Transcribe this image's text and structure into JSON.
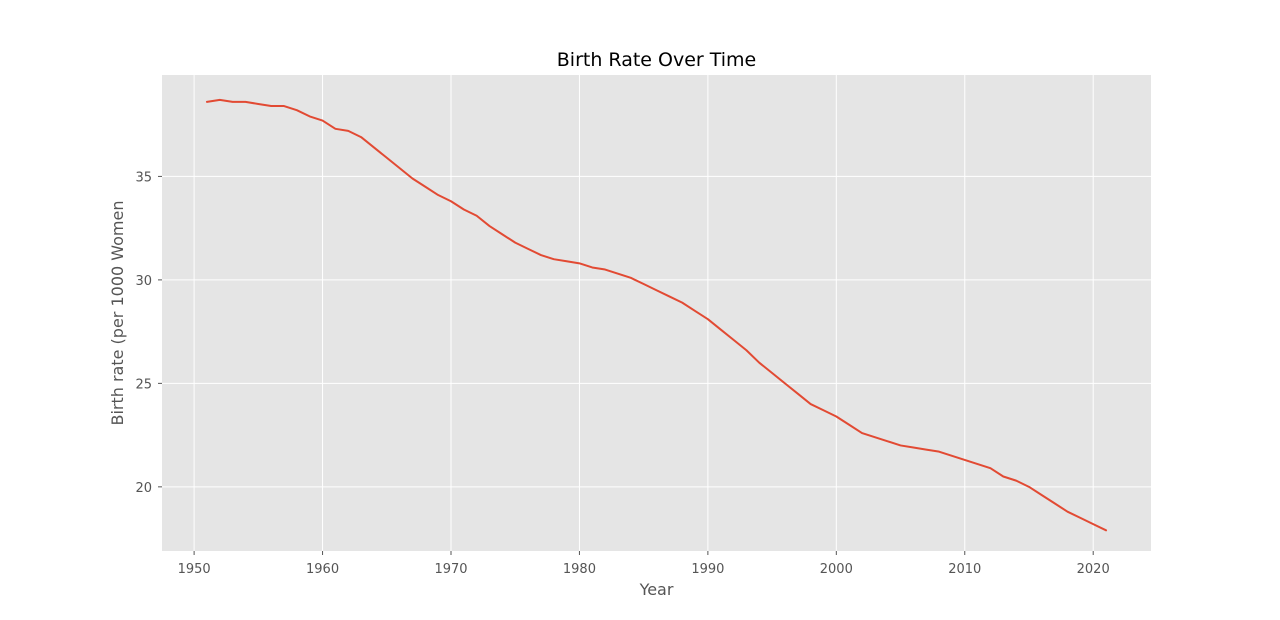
{
  "chart_data": {
    "type": "line",
    "title": "Birth Rate Over Time",
    "xlabel": "Year",
    "ylabel": "Birth rate (per 1000 Women",
    "xlim": [
      1947.5,
      2024.5
    ],
    "ylim": [
      16.9,
      39.9
    ],
    "xticks": [
      1950,
      1960,
      1970,
      1980,
      1990,
      2000,
      2010,
      2020
    ],
    "yticks": [
      20,
      25,
      30,
      35
    ],
    "grid": true,
    "legend": "none",
    "colors": {
      "plot_background": "#e5e5e5",
      "grid": "#ffffff",
      "line": "#e24a33",
      "tick_text": "#555555",
      "title_text": "#000000"
    },
    "series": [
      {
        "x": [
          1951,
          1952,
          1953,
          1954,
          1955,
          1956,
          1957,
          1958,
          1959,
          1960,
          1961,
          1962,
          1963,
          1964,
          1965,
          1966,
          1967,
          1968,
          1969,
          1970,
          1971,
          1972,
          1973,
          1974,
          1975,
          1976,
          1977,
          1978,
          1979,
          1980,
          1981,
          1982,
          1983,
          1984,
          1985,
          1986,
          1987,
          1988,
          1989,
          1990,
          1991,
          1992,
          1993,
          1994,
          1995,
          1996,
          1997,
          1998,
          1999,
          2000,
          2001,
          2002,
          2003,
          2004,
          2005,
          2006,
          2007,
          2008,
          2009,
          2010,
          2011,
          2012,
          2013,
          2014,
          2015,
          2016,
          2017,
          2018,
          2019,
          2020,
          2021
        ],
        "values": [
          38.6,
          38.7,
          38.6,
          38.6,
          38.5,
          38.4,
          38.4,
          38.2,
          37.9,
          37.7,
          37.3,
          37.2,
          36.9,
          36.4,
          35.9,
          35.4,
          34.9,
          34.5,
          34.1,
          33.8,
          33.4,
          33.1,
          32.6,
          32.2,
          31.8,
          31.5,
          31.2,
          31.0,
          30.9,
          30.8,
          30.6,
          30.5,
          30.3,
          30.1,
          29.8,
          29.5,
          29.2,
          28.9,
          28.5,
          28.1,
          27.6,
          27.1,
          26.6,
          26.0,
          25.5,
          25.0,
          24.5,
          24.0,
          23.7,
          23.4,
          23.0,
          22.6,
          22.4,
          22.2,
          22.0,
          21.9,
          21.8,
          21.7,
          21.5,
          21.3,
          21.1,
          20.9,
          20.5,
          20.3,
          20.0,
          19.6,
          19.2,
          18.8,
          18.5,
          18.2,
          17.9
        ]
      }
    ]
  }
}
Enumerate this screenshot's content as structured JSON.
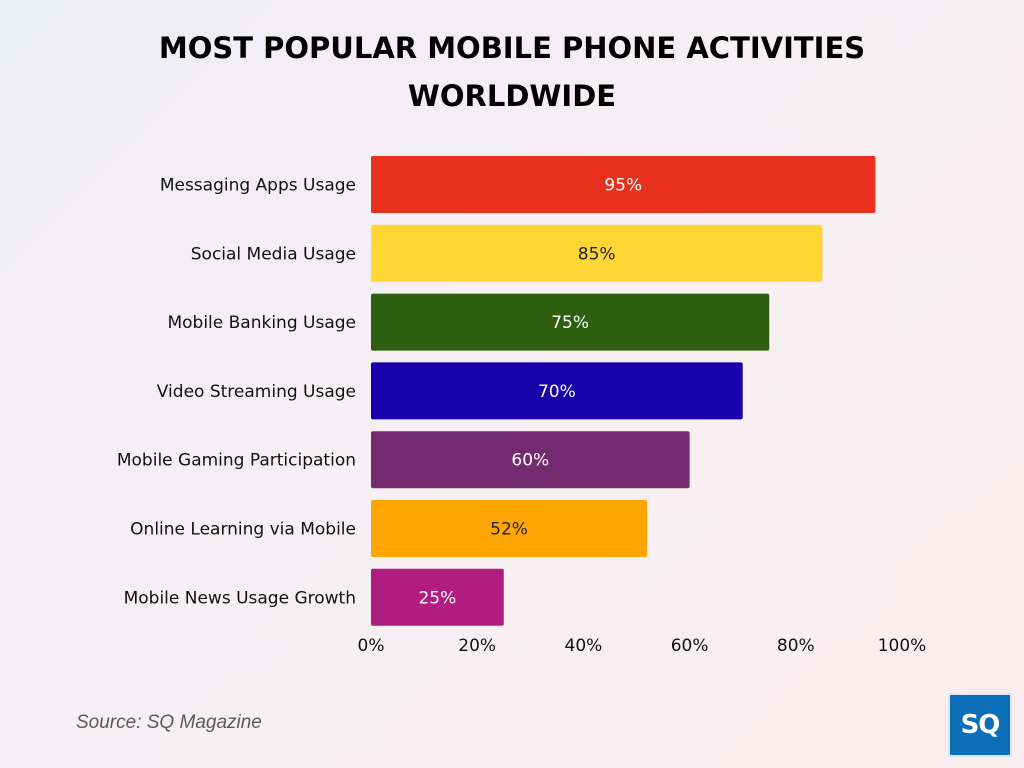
════════════════════
WHAT THIS TASK INVOLVES.
Exclude the pictures. Write out the remaining data exactly.

CORRECT RESULT.
Transcribe this image's text and structure into JSON.
{
  "chart_data": {
    "type": "line",
    "title": "Birth Rate Over Time",
    "xlabel": "Year",
    "ylabel": "Birth rate (per 1000 Women",
    "xlim": [
      1947.5,
      2024.5
    ],
    "ylim": [
      16.9,
      39.9
    ],
    "xticks": [
      1950,
      1960,
      1970,
      1980,
      1990,
      2000,
      2010,
      2020
    ],
    "yticks": [
      20,
      25,
      30,
      35
    ],
    "grid": true,
    "legend": "none",
    "colors": {
      "plot_background": "#e5e5e5",
      "grid": "#ffffff",
      "line": "#e24a33",
      "tick_text": "#555555",
      "title_text": "#000000"
    },
    "series": [
      {
        "x": [
          1951,
          1952,
          1953,
          1954,
          1955,
          1956,
          1957,
          1958,
          1959,
          1960,
          1961,
          1962,
          1963,
          1964,
          1965,
          1966,
          1967,
          1968,
          1969,
          1970,
          1971,
          1972,
          1973,
          1974,
          1975,
          1976,
          1977,
          1978,
          1979,
          1980,
          1981,
          1982,
          1983,
          1984,
          1985,
          1986,
          1987,
          1988,
          1989,
          1990,
          1991,
          1992,
          1993,
          1994,
          1995,
          1996,
          1997,
          1998,
          1999,
          2000,
          2001,
          2002,
          2003,
          2004,
          2005,
          2006,
          2007,
          2008,
          2009,
          2010,
          2011,
          2012,
          2013,
          2014,
          2015,
          2016,
          2017,
          2018,
          2019,
          2020,
          2021
        ],
        "values": [
          38.6,
          38.7,
          38.6,
          38.6,
          38.5,
          38.4,
          38.4,
          38.2,
          37.9,
          37.7,
          37.3,
          37.2,
          36.9,
          36.4,
          35.9,
          35.4,
          34.9,
          34.5,
          34.1,
          33.8,
          33.4,
          33.1,
          32.6,
          32.2,
          31.8,
          31.5,
          31.2,
          31.0,
          30.9,
          30.8,
          30.6,
          30.5,
          30.3,
          30.1,
          29.8,
          29.5,
          29.2,
          28.9,
          28.5,
          28.1,
          27.6,
          27.1,
          26.6,
          26.0,
          25.5,
          25.0,
          24.5,
          24.0,
          23.7,
          23.4,
          23.0,
          22.6,
          22.4,
          22.2,
          22.0,
          21.9,
          21.8,
          21.7,
          21.5,
          21.3,
          21.1,
          20.9,
          20.5,
          20.3,
          20.0,
          19.6,
          19.2,
          18.8,
          18.5,
          18.2,
          17.9
        ]
      }
    ]
  }
}
Enumerate this screenshot's content as structured JSON.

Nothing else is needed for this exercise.